[Opening Provided information section]

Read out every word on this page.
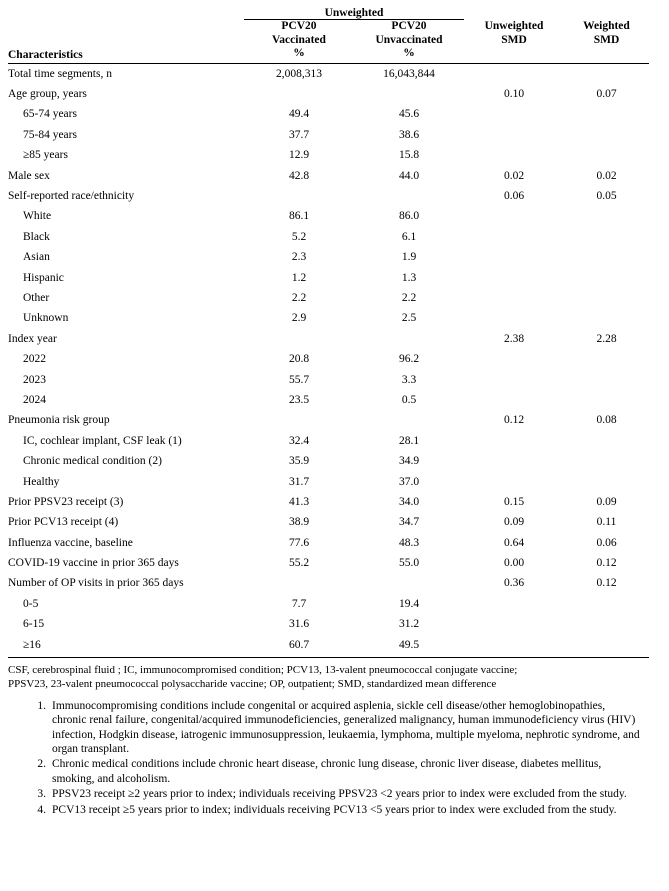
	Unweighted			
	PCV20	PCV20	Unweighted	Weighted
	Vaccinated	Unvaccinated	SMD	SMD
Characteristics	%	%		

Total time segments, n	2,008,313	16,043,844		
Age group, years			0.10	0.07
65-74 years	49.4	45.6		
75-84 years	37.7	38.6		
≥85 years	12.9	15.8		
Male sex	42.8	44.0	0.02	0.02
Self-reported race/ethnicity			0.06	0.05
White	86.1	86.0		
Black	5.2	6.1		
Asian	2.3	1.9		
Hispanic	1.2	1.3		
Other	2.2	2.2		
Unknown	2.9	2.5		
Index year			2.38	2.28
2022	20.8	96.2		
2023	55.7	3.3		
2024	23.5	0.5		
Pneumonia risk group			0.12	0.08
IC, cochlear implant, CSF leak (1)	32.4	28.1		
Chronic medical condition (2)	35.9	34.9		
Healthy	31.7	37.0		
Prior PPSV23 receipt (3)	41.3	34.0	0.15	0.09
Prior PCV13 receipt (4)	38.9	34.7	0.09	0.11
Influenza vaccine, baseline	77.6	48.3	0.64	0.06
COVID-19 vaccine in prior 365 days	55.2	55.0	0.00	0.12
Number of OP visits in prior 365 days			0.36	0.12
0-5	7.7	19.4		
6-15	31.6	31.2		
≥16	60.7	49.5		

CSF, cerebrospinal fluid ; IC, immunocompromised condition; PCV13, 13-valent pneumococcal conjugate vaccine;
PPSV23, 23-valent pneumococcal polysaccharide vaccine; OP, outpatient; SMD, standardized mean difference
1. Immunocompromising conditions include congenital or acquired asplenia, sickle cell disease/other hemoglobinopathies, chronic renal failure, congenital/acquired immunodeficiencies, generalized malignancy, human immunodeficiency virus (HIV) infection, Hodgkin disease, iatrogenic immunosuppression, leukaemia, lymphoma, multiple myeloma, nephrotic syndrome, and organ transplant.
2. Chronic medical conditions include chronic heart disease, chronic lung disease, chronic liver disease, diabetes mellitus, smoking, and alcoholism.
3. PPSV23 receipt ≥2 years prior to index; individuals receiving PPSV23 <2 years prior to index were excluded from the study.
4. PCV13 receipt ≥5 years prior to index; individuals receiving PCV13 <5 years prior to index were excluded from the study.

[Closing Provided information section]
[Opening Provided information section]

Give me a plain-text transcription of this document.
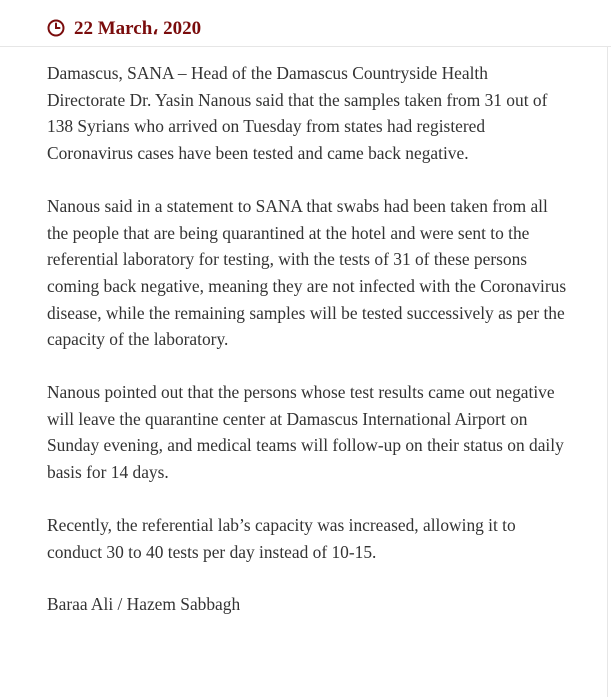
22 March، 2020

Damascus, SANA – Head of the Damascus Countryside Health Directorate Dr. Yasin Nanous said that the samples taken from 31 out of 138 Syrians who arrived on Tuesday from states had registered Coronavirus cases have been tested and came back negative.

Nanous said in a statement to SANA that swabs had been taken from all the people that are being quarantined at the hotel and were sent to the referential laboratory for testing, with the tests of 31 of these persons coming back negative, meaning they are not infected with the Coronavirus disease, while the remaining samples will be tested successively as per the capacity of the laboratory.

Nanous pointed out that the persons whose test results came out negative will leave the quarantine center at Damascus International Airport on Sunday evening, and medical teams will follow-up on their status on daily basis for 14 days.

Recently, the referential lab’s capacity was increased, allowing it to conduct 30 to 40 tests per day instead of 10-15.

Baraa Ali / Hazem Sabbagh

[Closing Provided information section]

Task to complete: Return, from the material above, each line holding the string "said".

Exercise result:
Damascus, SANA – Head of the Damascus Countryside Health Directorate Dr. Yasin Nanous said that the samples taken from 31 out of 138 Syrians who arrived on Tuesday from states had registered Coronavirus cases have been tested and came back negative.
Nanous said in a statement to SANA that swabs had been taken from all the people that are being quarantined at the hotel and were sent to the referential laboratory for testing, with the tests of 31 of these persons coming back negative, meaning they are not infected with the Coronavirus disease, while the remaining samples will be tested successively as per the capacity of the laboratory.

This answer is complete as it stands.